Exercise objective: Check the listing below for lines that hold "Response". How many are there? Please give only the number.

┌──

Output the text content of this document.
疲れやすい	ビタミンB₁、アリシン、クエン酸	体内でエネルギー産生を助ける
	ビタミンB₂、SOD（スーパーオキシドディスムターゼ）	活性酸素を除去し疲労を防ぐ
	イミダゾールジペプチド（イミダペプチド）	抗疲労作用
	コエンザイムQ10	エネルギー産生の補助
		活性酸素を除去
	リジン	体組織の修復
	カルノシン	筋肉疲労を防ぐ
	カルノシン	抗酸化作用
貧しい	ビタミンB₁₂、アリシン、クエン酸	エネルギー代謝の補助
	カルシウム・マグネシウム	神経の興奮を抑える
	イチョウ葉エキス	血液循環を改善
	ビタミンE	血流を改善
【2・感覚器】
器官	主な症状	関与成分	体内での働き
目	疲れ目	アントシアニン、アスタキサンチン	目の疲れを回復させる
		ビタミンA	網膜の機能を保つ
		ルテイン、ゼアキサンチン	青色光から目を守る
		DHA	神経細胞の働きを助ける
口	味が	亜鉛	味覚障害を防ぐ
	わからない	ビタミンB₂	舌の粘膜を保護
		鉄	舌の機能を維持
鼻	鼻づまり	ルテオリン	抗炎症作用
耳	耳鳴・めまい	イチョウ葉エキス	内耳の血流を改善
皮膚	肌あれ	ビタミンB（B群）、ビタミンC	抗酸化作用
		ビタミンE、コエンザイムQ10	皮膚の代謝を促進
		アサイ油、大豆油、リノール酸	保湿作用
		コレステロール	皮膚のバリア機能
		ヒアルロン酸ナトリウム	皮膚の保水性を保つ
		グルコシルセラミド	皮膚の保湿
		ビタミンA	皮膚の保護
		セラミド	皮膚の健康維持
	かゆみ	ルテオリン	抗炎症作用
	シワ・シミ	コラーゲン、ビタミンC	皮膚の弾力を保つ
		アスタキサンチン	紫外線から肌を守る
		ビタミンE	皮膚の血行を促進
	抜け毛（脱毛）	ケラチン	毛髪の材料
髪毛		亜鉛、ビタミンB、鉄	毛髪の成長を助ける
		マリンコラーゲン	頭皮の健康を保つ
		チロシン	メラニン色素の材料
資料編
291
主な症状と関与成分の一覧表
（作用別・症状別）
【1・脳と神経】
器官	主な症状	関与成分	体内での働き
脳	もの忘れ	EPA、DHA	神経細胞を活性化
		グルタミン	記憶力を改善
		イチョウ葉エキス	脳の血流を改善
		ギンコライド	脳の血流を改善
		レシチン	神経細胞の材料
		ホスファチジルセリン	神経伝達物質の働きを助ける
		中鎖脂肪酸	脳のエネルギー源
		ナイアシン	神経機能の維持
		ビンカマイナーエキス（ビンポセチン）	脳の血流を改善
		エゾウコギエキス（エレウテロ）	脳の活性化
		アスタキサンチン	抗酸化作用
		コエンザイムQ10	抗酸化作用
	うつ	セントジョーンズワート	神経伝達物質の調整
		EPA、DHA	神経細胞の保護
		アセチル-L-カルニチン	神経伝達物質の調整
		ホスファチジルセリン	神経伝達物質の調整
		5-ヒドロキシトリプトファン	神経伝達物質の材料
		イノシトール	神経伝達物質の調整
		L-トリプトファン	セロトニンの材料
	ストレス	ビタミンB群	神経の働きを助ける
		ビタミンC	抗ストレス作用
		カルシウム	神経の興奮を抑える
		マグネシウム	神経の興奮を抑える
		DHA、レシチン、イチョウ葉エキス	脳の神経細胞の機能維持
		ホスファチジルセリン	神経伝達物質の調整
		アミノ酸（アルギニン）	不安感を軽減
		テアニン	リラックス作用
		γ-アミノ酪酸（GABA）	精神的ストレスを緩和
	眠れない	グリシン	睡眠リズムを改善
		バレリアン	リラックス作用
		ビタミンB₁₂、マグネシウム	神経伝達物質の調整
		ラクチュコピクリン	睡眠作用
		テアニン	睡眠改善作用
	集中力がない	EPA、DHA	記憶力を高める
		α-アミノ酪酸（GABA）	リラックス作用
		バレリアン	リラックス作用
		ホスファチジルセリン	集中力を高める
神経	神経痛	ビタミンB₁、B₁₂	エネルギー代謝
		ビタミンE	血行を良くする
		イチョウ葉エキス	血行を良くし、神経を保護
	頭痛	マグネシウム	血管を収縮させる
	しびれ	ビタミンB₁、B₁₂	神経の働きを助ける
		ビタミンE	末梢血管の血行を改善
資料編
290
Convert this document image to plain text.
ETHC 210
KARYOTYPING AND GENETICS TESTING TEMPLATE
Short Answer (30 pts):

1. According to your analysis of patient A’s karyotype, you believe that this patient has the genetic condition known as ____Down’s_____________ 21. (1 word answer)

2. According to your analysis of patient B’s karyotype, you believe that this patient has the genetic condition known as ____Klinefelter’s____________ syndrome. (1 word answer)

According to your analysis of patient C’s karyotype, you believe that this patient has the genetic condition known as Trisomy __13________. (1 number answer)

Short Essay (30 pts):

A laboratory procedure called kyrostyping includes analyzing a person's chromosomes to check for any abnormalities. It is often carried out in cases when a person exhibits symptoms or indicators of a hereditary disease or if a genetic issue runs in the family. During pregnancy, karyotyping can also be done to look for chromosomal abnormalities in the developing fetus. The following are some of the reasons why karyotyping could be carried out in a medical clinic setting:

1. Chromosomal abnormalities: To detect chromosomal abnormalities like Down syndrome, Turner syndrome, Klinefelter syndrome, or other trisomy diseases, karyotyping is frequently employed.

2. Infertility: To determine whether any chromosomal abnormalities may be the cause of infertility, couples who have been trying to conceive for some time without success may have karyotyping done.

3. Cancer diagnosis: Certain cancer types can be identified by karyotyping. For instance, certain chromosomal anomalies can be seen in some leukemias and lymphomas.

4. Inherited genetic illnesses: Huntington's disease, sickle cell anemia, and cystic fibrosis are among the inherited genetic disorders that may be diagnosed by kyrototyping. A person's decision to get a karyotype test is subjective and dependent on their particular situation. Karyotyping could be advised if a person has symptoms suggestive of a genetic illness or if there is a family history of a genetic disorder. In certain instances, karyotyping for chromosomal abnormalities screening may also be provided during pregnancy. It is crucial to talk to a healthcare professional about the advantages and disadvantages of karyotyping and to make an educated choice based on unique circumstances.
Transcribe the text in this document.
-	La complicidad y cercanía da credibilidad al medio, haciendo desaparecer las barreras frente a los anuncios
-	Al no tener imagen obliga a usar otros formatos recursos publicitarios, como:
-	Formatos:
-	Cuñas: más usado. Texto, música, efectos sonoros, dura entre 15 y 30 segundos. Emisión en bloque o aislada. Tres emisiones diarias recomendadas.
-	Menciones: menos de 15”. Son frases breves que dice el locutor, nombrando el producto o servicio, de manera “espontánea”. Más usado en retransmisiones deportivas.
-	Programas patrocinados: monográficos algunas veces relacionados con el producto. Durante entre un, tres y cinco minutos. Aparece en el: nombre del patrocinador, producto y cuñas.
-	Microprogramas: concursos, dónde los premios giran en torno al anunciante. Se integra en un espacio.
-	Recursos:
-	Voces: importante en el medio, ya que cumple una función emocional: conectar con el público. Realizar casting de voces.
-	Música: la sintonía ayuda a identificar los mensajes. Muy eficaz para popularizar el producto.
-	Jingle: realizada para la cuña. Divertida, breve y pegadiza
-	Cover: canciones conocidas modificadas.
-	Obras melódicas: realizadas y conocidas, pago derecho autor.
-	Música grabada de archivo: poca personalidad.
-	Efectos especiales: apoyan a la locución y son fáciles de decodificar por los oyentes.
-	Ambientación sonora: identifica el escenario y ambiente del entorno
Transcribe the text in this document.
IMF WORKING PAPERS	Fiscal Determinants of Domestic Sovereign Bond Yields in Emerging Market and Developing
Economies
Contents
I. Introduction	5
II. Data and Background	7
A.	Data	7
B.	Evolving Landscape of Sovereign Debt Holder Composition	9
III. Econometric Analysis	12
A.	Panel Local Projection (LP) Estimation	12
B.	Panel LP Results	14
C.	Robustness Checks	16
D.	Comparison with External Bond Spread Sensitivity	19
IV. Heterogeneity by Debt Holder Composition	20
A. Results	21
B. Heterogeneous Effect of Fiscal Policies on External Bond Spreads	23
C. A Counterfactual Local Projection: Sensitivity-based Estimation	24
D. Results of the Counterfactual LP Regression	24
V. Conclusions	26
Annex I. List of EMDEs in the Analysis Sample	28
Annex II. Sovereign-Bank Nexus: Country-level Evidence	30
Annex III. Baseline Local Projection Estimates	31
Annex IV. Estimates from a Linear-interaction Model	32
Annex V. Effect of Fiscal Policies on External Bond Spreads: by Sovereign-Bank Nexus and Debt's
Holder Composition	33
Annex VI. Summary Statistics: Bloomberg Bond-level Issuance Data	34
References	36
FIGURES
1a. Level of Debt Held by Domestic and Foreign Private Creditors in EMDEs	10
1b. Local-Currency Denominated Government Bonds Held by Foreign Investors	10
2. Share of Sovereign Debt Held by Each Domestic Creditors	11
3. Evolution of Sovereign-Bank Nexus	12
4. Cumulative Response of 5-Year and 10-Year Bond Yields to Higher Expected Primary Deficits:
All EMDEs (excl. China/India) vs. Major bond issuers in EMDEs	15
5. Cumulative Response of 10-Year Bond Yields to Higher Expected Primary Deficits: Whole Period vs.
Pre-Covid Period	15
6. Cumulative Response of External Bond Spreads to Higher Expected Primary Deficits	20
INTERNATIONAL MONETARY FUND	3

└──

Final result: 3